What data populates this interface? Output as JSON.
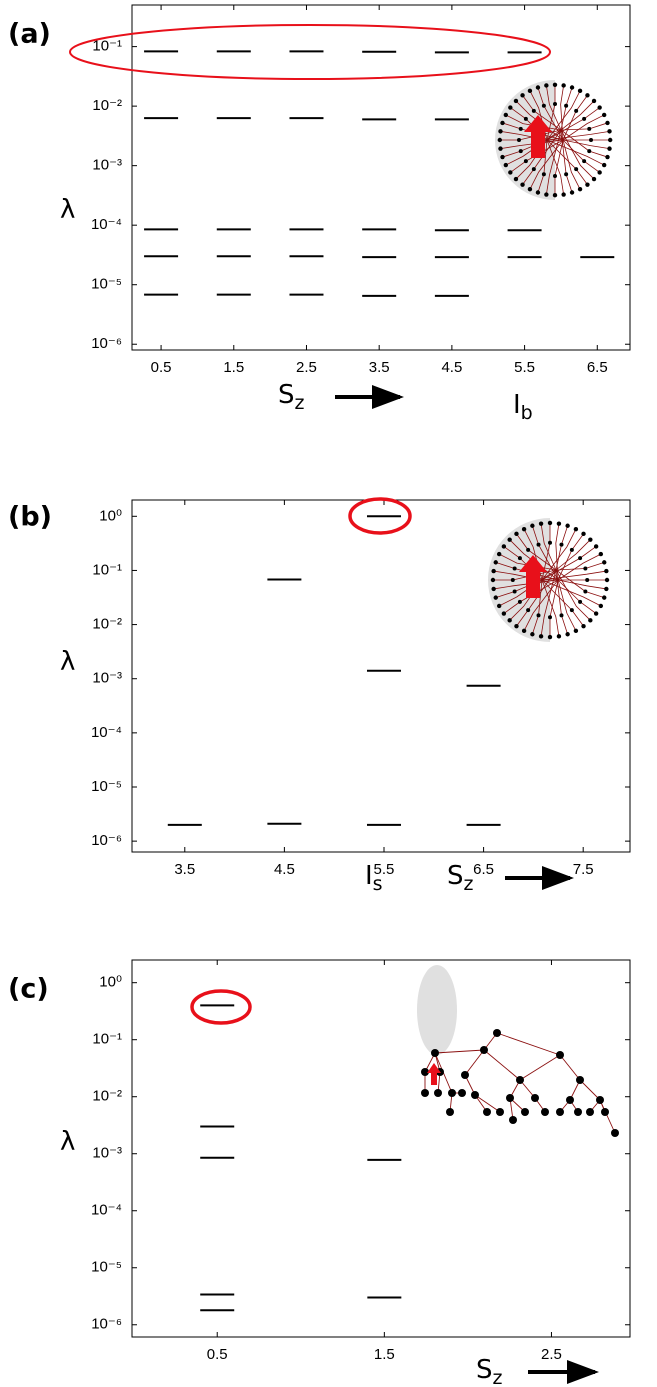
{
  "chart_data": [
    {
      "type": "scatter",
      "panel_label": "(a)",
      "ylabel": "λ",
      "xlabel": {
        "text": "S",
        "subscript": "z"
      },
      "annotation": {
        "text": "I",
        "subscript": "b",
        "color": "#e8101a"
      },
      "log_y": true,
      "marker": "dash",
      "color": "#000000",
      "x": [
        0.5,
        0.5,
        0.5,
        0.5,
        0.5,
        1.5,
        1.5,
        1.5,
        1.5,
        1.5,
        2.5,
        2.5,
        2.5,
        2.5,
        2.5,
        3.5,
        3.5,
        3.5,
        3.5,
        3.5,
        4.5,
        4.5,
        4.5,
        4.5,
        4.5,
        5.5,
        5.5,
        5.5,
        6.5
      ],
      "values": [
        0.083,
        0.0063,
        8.5e-05,
        3e-05,
        6.8e-06,
        0.083,
        0.0063,
        8.5e-05,
        3e-05,
        6.8e-06,
        0.083,
        0.0063,
        8.5e-05,
        3e-05,
        6.8e-06,
        0.082,
        0.006,
        8.5e-05,
        2.9e-05,
        6.5e-06,
        0.08,
        0.006,
        8.2e-05,
        2.9e-05,
        6.5e-06,
        0.08,
        8.2e-05,
        2.9e-05,
        2.9e-05
      ],
      "xlim": [
        0.1,
        6.95
      ],
      "xticks": [
        0.5,
        1.5,
        2.5,
        3.5,
        4.5,
        5.5,
        6.5
      ],
      "ylim": [
        8e-07,
        0.5
      ],
      "yticks": [
        {
          "value": 1e-06,
          "label": "10⁻⁶"
        },
        {
          "value": 1e-05,
          "label": "10⁻⁵"
        },
        {
          "value": 0.0001,
          "label": "10⁻⁴"
        },
        {
          "value": 0.001,
          "label": "10⁻³"
        },
        {
          "value": 0.01,
          "label": "10⁻²"
        },
        {
          "value": 0.1,
          "label": "10⁻¹"
        }
      ]
    },
    {
      "type": "scatter",
      "panel_label": "(b)",
      "ylabel": "λ",
      "xlabel": {
        "text": "S",
        "subscript": "z"
      },
      "annotation": {
        "text": "I",
        "subscript": "s",
        "color": "#e8101a"
      },
      "log_y": true,
      "marker": "dash",
      "color": "#000000",
      "x": [
        3.5,
        4.5,
        4.5,
        5.5,
        5.5,
        5.5,
        6.5,
        6.5
      ],
      "values": [
        2e-06,
        0.068,
        2.1e-06,
        1.0,
        0.0014,
        2e-06,
        0.00074,
        2e-06
      ],
      "xlim": [
        2.97,
        7.97
      ],
      "xticks": [
        3.5,
        4.5,
        5.5,
        6.5,
        7.5
      ],
      "ylim": [
        6.3e-07,
        2
      ],
      "yticks": [
        {
          "value": 1e-06,
          "label": "10⁻⁶"
        },
        {
          "value": 1e-05,
          "label": "10⁻⁵"
        },
        {
          "value": 0.0001,
          "label": "10⁻⁴"
        },
        {
          "value": 0.001,
          "label": "10⁻³"
        },
        {
          "value": 0.01,
          "label": "10⁻²"
        },
        {
          "value": 0.1,
          "label": "10⁻¹"
        },
        {
          "value": 1,
          "label": "10⁰"
        }
      ]
    },
    {
      "type": "scatter",
      "panel_label": "(c)",
      "ylabel": "λ",
      "xlabel": {
        "text": "S",
        "subscript": "z"
      },
      "log_y": true,
      "marker": "dash",
      "color": "#000000",
      "x": [
        0.5,
        0.5,
        0.5,
        0.5,
        0.5,
        1.5,
        1.5
      ],
      "values": [
        0.4,
        0.003,
        0.00085,
        3.4e-06,
        1.8e-06,
        0.00078,
        3e-06
      ],
      "xlim": [
        -0.01,
        2.97
      ],
      "xticks": [
        0.5,
        1.5,
        2.5
      ],
      "ylim": [
        6.1e-07,
        2.5
      ],
      "yticks": [
        {
          "value": 1e-06,
          "label": "10⁻⁶"
        },
        {
          "value": 1e-05,
          "label": "10⁻⁵"
        },
        {
          "value": 0.0001,
          "label": "10⁻⁴"
        },
        {
          "value": 0.001,
          "label": "10⁻³"
        },
        {
          "value": 0.01,
          "label": "10⁻²"
        },
        {
          "value": 0.1,
          "label": "10⁻¹"
        },
        {
          "value": 1,
          "label": "10⁰"
        }
      ]
    }
  ]
}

-------

## Requirements
Every record above should be written out again without change, except that the pictures are left out.

## Result of the exercise
What data populates this interface? Output as JSON.
{
  "chart_data": [
    {
      "type": "scatter",
      "panel_label": "(a)",
      "ylabel": "λ",
      "xlabel": {
        "text": "S",
        "subscript": "z"
      },
      "annotation": {
        "text": "I",
        "subscript": "b",
        "color": "#e8101a"
      },
      "log_y": true,
      "marker": "dash",
      "color": "#000000",
      "x": [
        0.5,
        0.5,
        0.5,
        0.5,
        0.5,
        1.5,
        1.5,
        1.5,
        1.5,
        1.5,
        2.5,
        2.5,
        2.5,
        2.5,
        2.5,
        3.5,
        3.5,
        3.5,
        3.5,
        3.5,
        4.5,
        4.5,
        4.5,
        4.5,
        4.5,
        5.5,
        5.5,
        5.5,
        6.5
      ],
      "values": [
        0.083,
        0.0063,
        8.5e-05,
        3e-05,
        6.8e-06,
        0.083,
        0.0063,
        8.5e-05,
        3e-05,
        6.8e-06,
        0.083,
        0.0063,
        8.5e-05,
        3e-05,
        6.8e-06,
        0.082,
        0.006,
        8.5e-05,
        2.9e-05,
        6.5e-06,
        0.08,
        0.006,
        8.2e-05,
        2.9e-05,
        6.5e-06,
        0.08,
        8.2e-05,
        2.9e-05,
        2.9e-05
      ],
      "xlim": [
        0.1,
        6.95
      ],
      "xticks": [
        0.5,
        1.5,
        2.5,
        3.5,
        4.5,
        5.5,
        6.5
      ],
      "ylim": [
        8e-07,
        0.5
      ],
      "yticks": [
        {
          "value": 1e-06,
          "label": "10⁻⁶"
        },
        {
          "value": 1e-05,
          "label": "10⁻⁵"
        },
        {
          "value": 0.0001,
          "label": "10⁻⁴"
        },
        {
          "value": 0.001,
          "label": "10⁻³"
        },
        {
          "value": 0.01,
          "label": "10⁻²"
        },
        {
          "value": 0.1,
          "label": "10⁻¹"
        }
      ]
    },
    {
      "type": "scatter",
      "panel_label": "(b)",
      "ylabel": "λ",
      "xlabel": {
        "text": "S",
        "subscript": "z"
      },
      "annotation": {
        "text": "I",
        "subscript": "s",
        "color": "#e8101a"
      },
      "log_y": true,
      "marker": "dash",
      "color": "#000000",
      "x": [
        3.5,
        4.5,
        4.5,
        5.5,
        5.5,
        5.5,
        6.5,
        6.5
      ],
      "values": [
        2e-06,
        0.068,
        2.1e-06,
        1.0,
        0.0014,
        2e-06,
        0.00074,
        2e-06
      ],
      "xlim": [
        2.97,
        7.97
      ],
      "xticks": [
        3.5,
        4.5,
        5.5,
        6.5,
        7.5
      ],
      "ylim": [
        6.3e-07,
        2
      ],
      "yticks": [
        {
          "value": 1e-06,
          "label": "10⁻⁶"
        },
        {
          "value": 1e-05,
          "label": "10⁻⁵"
        },
        {
          "value": 0.0001,
          "label": "10⁻⁴"
        },
        {
          "value": 0.001,
          "label": "10⁻³"
        },
        {
          "value": 0.01,
          "label": "10⁻²"
        },
        {
          "value": 0.1,
          "label": "10⁻¹"
        },
        {
          "value": 1,
          "label": "10⁰"
        }
      ]
    },
    {
      "type": "scatter",
      "panel_label": "(c)",
      "ylabel": "λ",
      "xlabel": {
        "text": "S",
        "subscript": "z"
      },
      "log_y": true,
      "marker": "dash",
      "color": "#000000",
      "x": [
        0.5,
        0.5,
        0.5,
        0.5,
        0.5,
        1.5,
        1.5
      ],
      "values": [
        0.4,
        0.003,
        0.00085,
        3.4e-06,
        1.8e-06,
        0.00078,
        3e-06
      ],
      "xlim": [
        -0.01,
        2.97
      ],
      "xticks": [
        0.5,
        1.5,
        2.5
      ],
      "ylim": [
        6.1e-07,
        2.5
      ],
      "yticks": [
        {
          "value": 1e-06,
          "label": "10⁻⁶"
        },
        {
          "value": 1e-05,
          "label": "10⁻⁵"
        },
        {
          "value": 0.0001,
          "label": "10⁻⁴"
        },
        {
          "value": 0.001,
          "label": "10⁻³"
        },
        {
          "value": 0.01,
          "label": "10⁻²"
        },
        {
          "value": 0.1,
          "label": "10⁻¹"
        },
        {
          "value": 1,
          "label": "10⁰"
        }
      ]
    }
  ]
}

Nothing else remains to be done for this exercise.